**Problem**
Locate each line in the records containing "власти". Copy it.

**Stored data**
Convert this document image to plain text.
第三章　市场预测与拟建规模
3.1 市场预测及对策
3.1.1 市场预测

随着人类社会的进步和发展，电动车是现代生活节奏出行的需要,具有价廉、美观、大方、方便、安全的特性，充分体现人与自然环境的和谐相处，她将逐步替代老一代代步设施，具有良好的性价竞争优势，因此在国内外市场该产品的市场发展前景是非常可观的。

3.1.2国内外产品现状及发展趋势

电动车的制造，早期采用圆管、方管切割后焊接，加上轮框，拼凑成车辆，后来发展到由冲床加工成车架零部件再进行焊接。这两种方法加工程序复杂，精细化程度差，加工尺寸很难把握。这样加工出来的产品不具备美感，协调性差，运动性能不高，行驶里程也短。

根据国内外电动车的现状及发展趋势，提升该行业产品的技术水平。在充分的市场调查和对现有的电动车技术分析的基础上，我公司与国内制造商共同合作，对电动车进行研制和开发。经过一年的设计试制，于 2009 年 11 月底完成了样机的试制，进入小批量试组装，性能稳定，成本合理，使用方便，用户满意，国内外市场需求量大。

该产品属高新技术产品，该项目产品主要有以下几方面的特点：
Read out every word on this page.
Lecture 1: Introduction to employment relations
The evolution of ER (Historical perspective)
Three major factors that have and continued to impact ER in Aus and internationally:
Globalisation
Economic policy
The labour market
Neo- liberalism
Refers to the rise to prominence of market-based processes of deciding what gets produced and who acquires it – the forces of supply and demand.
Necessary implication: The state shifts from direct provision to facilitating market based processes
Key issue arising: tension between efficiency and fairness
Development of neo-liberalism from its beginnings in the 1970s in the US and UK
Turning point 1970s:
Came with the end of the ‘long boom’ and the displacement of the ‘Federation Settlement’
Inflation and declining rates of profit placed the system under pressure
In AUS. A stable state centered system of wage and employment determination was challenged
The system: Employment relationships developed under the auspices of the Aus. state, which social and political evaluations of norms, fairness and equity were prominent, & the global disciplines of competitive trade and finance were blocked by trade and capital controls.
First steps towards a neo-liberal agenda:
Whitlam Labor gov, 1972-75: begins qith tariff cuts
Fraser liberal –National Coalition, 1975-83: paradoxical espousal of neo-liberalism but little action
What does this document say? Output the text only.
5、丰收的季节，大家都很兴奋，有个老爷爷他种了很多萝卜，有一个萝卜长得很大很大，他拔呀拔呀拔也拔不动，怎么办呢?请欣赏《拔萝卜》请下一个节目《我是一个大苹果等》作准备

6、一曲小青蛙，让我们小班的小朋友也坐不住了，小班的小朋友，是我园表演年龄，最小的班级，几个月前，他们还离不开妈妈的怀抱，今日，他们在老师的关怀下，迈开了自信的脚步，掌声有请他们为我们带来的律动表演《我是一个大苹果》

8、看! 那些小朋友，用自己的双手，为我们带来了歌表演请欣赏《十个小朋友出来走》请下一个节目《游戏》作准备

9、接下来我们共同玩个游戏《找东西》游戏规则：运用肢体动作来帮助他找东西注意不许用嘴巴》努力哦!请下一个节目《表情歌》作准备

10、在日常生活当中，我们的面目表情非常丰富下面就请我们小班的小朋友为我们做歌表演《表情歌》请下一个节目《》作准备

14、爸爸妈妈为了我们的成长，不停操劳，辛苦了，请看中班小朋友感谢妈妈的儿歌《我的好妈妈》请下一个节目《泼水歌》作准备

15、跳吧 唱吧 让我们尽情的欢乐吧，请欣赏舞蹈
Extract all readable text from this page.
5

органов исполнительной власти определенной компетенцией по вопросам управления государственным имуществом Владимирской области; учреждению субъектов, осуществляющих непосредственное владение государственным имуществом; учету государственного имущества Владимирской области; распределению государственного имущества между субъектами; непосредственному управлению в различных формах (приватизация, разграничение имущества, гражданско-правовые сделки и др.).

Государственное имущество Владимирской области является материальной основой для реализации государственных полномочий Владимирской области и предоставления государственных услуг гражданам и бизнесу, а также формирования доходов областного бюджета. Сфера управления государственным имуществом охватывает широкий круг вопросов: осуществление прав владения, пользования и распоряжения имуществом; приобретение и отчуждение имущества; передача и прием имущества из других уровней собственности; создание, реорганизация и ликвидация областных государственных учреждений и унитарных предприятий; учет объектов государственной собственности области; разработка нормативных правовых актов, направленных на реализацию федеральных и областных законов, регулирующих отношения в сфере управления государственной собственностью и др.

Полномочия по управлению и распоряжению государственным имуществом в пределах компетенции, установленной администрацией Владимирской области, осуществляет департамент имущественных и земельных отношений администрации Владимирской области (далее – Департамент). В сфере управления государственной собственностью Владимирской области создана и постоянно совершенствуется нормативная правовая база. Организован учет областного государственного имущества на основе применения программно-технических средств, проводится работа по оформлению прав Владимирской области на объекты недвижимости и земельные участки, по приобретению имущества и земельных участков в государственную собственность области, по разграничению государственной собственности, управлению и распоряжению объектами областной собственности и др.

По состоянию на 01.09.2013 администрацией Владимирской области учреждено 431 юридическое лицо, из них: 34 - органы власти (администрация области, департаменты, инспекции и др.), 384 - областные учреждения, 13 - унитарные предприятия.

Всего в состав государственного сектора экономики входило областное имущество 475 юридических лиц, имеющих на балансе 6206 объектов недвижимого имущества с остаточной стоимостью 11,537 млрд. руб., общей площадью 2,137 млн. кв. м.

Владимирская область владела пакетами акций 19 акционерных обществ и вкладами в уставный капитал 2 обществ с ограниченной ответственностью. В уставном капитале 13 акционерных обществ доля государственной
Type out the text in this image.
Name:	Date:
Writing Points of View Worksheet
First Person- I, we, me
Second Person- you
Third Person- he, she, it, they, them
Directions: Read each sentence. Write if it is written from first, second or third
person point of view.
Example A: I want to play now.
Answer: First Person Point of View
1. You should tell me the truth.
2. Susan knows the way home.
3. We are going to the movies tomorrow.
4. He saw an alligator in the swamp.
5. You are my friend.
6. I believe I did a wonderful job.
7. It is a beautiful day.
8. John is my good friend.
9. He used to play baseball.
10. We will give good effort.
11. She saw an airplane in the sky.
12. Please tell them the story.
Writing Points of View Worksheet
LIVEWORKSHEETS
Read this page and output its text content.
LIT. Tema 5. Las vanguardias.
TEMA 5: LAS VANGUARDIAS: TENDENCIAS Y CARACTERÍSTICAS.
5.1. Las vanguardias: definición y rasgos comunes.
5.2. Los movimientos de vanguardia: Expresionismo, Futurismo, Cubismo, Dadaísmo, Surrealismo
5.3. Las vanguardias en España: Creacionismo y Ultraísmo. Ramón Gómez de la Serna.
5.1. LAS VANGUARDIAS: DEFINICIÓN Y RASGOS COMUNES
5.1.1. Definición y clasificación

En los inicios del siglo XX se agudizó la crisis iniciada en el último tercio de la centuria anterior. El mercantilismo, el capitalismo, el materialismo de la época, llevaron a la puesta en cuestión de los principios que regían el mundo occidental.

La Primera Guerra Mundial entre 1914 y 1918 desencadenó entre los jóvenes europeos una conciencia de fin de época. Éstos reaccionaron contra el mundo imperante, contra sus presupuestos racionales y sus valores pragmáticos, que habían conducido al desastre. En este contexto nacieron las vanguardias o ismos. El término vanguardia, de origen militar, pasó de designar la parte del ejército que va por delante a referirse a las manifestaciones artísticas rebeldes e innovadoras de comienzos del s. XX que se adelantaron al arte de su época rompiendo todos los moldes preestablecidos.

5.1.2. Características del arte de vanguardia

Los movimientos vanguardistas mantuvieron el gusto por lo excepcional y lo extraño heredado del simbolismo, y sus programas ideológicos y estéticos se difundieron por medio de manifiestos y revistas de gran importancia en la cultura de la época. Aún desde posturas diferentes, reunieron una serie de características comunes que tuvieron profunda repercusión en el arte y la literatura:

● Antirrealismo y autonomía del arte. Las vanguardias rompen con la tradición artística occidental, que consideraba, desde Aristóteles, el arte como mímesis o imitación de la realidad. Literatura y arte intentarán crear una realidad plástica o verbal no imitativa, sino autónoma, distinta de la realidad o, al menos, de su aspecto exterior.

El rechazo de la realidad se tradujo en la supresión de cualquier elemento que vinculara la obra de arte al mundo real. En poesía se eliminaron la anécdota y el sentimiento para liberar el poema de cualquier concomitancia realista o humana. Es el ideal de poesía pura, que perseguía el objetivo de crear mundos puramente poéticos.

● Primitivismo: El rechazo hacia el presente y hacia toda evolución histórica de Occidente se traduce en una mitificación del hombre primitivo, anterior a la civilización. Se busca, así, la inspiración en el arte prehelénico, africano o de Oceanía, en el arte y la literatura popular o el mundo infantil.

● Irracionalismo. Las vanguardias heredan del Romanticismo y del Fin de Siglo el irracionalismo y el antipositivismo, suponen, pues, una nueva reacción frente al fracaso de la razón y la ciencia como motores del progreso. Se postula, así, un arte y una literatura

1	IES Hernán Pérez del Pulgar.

**Expected output**
органов исполнительной власти определенной компетенцией по вопросам управления государственным имуществом Владимирской области; учреждению субъектов, осуществляющих непосредственное владение государственным имуществом; учету государственного имущества Владимирской области; распределению государственного имущества между субъектами; непосредственному управлению в различных формах (приватизация, разграничение имущества, гражданско-правовые сделки и др.).
По состоянию на 01.09.2013 администрацией Владимирской области учреждено 431 юридическое лицо, из них: 34 - органы власти (администрация области, департаменты, инспекции и др.), 384 - областные учреждения, 13 - унитарные предприятия.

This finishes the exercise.